------ Given passage

On 03 Apr 2009, at 17:21, Chad Walters wrote:
In addition, he wants to have it all to work dynamically so, for
example, a
Python script used in Hadoop Streaming can read the header and pull
fields
out of records in the stream without needing to have the generated
bindings.
FWIW, in OSIS I do something similar: Thrift serialization without
generating the bindings, not generating Thrift IDL at all, basically,
but using the Thrift protocol (and Python library) to serialize
objects of 'my' type, infering all required object model information
from a different model description format (Python classes inheriting
from a certain base class with fields of specific types defined, think
Django models).
Embedding model definition metadata in an object(list) should be
trivial using a similar method.
Thrift related code is at [1].
OSIS also contains some (rather trivial) code for this whole 'data
model description once, then several data rows' system, where the base
input is a tuple of 2 items, the first being a list of all
'columns' (every item in the list is a list as well defining column
name and data type), the second one being a list of lists where every
sublist equals one 'document', see [2].
FWIW, maybe some ideas might be reusable (yes, that whole codebase
needs more documentation).
Nicolas
[1] http://osisproject.org/browser/osis/model/serializers/_thrift.py
[2] http://osisproject.org/browser/osis/client/view.py

------------
------ Raw records

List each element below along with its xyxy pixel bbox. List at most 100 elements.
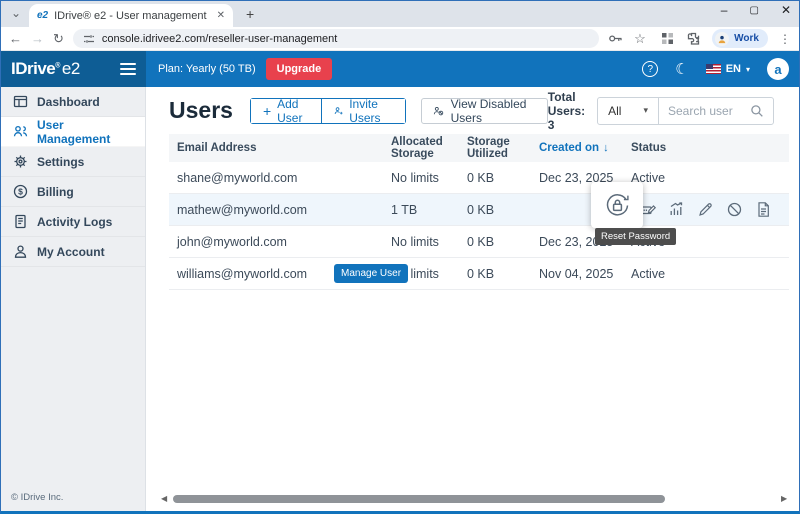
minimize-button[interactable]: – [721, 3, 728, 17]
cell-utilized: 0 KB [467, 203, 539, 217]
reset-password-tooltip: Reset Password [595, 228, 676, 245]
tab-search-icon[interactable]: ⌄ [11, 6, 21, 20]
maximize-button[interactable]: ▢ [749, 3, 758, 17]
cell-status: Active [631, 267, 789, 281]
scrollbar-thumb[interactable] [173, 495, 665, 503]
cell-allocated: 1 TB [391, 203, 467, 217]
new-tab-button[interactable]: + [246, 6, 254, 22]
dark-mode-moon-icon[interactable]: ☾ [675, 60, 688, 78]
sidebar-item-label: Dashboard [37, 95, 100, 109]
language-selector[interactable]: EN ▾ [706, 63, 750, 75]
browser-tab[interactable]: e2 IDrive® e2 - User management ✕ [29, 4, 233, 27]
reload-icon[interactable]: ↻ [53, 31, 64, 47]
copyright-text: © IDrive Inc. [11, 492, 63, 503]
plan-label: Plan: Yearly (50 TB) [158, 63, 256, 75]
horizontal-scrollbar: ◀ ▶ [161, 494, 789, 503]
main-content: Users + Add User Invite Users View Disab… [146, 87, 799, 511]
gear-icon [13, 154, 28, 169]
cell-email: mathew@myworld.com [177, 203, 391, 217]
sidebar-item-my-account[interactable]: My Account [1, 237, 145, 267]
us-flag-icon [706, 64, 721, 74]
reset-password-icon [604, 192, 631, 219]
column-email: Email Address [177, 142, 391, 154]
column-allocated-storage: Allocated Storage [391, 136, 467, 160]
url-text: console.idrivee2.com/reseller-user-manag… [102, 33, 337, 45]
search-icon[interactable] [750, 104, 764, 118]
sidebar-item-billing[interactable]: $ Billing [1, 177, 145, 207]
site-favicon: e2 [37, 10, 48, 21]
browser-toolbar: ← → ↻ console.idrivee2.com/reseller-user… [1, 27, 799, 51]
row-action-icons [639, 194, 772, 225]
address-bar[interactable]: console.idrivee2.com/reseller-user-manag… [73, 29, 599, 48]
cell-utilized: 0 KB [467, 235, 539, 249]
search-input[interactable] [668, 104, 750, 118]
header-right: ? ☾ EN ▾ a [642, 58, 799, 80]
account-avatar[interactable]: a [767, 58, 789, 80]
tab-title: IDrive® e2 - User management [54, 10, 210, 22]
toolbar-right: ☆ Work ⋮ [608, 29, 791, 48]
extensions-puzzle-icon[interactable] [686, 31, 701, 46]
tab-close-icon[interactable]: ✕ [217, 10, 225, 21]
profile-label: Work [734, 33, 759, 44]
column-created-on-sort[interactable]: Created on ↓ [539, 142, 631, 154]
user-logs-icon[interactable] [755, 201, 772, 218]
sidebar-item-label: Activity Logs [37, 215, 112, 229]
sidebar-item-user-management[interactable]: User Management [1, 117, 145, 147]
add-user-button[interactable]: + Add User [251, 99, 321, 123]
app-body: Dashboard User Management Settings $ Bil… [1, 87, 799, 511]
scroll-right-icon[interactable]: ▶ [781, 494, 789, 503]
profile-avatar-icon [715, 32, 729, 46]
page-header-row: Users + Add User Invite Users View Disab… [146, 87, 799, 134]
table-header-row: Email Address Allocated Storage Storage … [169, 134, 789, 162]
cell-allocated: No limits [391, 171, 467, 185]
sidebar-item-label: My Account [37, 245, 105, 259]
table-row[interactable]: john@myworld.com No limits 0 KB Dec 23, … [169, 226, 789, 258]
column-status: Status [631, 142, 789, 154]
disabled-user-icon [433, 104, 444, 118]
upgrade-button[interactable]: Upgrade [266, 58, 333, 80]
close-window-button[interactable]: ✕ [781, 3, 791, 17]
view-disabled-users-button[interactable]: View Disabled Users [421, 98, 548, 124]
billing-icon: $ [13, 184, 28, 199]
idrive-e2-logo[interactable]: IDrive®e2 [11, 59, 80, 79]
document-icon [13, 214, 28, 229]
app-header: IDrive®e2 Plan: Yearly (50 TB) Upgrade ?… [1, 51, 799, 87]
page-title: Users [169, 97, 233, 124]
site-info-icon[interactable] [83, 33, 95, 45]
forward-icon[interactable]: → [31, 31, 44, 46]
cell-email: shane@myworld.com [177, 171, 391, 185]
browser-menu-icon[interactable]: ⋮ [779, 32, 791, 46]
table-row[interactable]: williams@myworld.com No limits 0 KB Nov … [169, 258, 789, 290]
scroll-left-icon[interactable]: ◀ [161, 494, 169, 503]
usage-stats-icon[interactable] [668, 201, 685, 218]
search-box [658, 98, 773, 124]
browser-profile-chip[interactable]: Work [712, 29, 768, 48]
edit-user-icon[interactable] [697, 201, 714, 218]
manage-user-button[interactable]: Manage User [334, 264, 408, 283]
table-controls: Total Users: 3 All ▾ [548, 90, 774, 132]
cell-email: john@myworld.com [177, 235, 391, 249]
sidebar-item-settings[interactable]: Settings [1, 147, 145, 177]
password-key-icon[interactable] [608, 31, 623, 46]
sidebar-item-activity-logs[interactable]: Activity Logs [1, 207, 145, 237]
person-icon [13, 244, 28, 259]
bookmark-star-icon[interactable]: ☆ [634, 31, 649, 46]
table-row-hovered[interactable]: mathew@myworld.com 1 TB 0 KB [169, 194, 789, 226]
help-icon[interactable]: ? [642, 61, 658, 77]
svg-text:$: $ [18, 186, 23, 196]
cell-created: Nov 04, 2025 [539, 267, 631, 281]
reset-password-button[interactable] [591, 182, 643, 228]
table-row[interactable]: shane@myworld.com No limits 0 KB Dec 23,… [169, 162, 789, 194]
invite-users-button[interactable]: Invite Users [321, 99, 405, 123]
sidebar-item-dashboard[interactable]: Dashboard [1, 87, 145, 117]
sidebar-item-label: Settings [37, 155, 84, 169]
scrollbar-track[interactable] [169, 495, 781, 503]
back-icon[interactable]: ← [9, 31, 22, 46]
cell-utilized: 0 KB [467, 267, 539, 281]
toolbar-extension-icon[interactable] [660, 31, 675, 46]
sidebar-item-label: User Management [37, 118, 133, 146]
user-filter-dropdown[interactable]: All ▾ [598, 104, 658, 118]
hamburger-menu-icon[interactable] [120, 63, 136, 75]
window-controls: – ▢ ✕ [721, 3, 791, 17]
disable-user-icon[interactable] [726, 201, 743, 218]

------------

Parts of the exercise ->
- A) Reproduce the OSIS message, beginning at the words "Thrift related code" and stopping after "needs more documentation).".
- B) State whether each statement agrees with the OSIS message, answering yes or no and quoting the deciding words: (i) In OSIS, Thrift IDL is generated for each model. (ii) The base input of the data model description system is a tuple of two items. (iii) The author considers the codebase well documented.
The records are separate material from the OSIS message.

Results for each task ->
- A)
Thrift related code is at [1].
OSIS also contains some (rather trivial) code for this whole 'data
model description once, then several data rows' system, where the base
input is a tuple of 2 items, the first being a list of all
'columns' (every item in the list is a list as well defining column
name and data type), the second one being a list of lists where every
sublist equals one 'document', see [2].
FWIW, maybe some ideas might be reusable (yes, that whole codebase
needs more documentation).

- B)
(i) No: "not generating Thrift IDL at all"
(ii) Yes: "the base input is a tuple of 2 items"
(iii) No: "that whole codebase needs more documentation"